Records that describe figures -

══════════════════════════════

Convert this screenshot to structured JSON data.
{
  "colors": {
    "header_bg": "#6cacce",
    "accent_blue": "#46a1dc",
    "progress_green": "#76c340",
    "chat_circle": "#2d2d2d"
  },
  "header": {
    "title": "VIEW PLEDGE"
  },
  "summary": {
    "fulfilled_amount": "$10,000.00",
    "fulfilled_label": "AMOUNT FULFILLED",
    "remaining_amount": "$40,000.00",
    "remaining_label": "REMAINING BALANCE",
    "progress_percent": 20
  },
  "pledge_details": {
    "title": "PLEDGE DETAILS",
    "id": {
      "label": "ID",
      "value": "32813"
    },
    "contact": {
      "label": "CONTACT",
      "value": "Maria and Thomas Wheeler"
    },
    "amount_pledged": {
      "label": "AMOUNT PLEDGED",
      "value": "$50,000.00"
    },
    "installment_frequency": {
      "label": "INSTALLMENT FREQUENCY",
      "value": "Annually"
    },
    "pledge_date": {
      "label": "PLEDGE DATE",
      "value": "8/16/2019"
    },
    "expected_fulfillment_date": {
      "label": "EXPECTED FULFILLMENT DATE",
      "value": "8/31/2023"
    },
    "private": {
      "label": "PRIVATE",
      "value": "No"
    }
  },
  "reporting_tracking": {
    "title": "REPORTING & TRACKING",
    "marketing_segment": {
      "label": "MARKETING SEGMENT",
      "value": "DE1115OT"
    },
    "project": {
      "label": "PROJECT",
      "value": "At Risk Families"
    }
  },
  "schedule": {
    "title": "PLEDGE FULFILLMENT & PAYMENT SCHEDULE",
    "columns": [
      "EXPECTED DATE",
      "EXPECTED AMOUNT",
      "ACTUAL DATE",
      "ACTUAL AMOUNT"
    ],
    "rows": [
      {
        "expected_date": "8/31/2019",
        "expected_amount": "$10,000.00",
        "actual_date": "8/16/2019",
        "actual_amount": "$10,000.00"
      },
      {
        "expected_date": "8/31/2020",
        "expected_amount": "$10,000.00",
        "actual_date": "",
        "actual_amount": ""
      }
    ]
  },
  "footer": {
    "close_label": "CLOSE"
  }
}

══════════════════════════════

STATED EXERCISE - Reproduce the entries above in full by retyping them exactly.

WRITTEN ANSWER -
Convert this screenshot to structured JSON data.
{
  "colors": {
    "header_bg": "#6cacce",
    "accent_blue": "#46a1dc",
    "progress_green": "#76c340",
    "chat_circle": "#2d2d2d"
  },
  "header": {
    "title": "VIEW PLEDGE"
  },
  "summary": {
    "fulfilled_amount": "$10,000.00",
    "fulfilled_label": "AMOUNT FULFILLED",
    "remaining_amount": "$40,000.00",
    "remaining_label": "REMAINING BALANCE",
    "progress_percent": 20
  },
  "pledge_details": {
    "title": "PLEDGE DETAILS",
    "id": {
      "label": "ID",
      "value": "32813"
    },
    "contact": {
      "label": "CONTACT",
      "value": "Maria and Thomas Wheeler"
    },
    "amount_pledged": {
      "label": "AMOUNT PLEDGED",
      "value": "$50,000.00"
    },
    "installment_frequency": {
      "label": "INSTALLMENT FREQUENCY",
      "value": "Annually"
    },
    "pledge_date": {
      "label": "PLEDGE DATE",
      "value": "8/16/2019"
    },
    "expected_fulfillment_date": {
      "label": "EXPECTED FULFILLMENT DATE",
      "value": "8/31/2023"
    },
    "private": {
      "label": "PRIVATE",
      "value": "No"
    }
  },
  "reporting_tracking": {
    "title": "REPORTING & TRACKING",
    "marketing_segment": {
      "label": "MARKETING SEGMENT",
      "value": "DE1115OT"
    },
    "project": {
      "label": "PROJECT",
      "value": "At Risk Families"
    }
  },
  "schedule": {
    "title": "PLEDGE FULFILLMENT & PAYMENT SCHEDULE",
    "columns": [
      "EXPECTED DATE",
      "EXPECTED AMOUNT",
      "ACTUAL DATE",
      "ACTUAL AMOUNT"
    ],
    "rows": [
      {
        "expected_date": "8/31/2019",
        "expected_amount": "$10,000.00",
        "actual_date": "8/16/2019",
        "actual_amount": "$10,000.00"
      },
      {
        "expected_date": "8/31/2020",
        "expected_amount": "$10,000.00",
        "actual_date": "",
        "actual_amount": ""
      }
    ]
  },
  "footer": {
    "close_label": "CLOSE"
  }
}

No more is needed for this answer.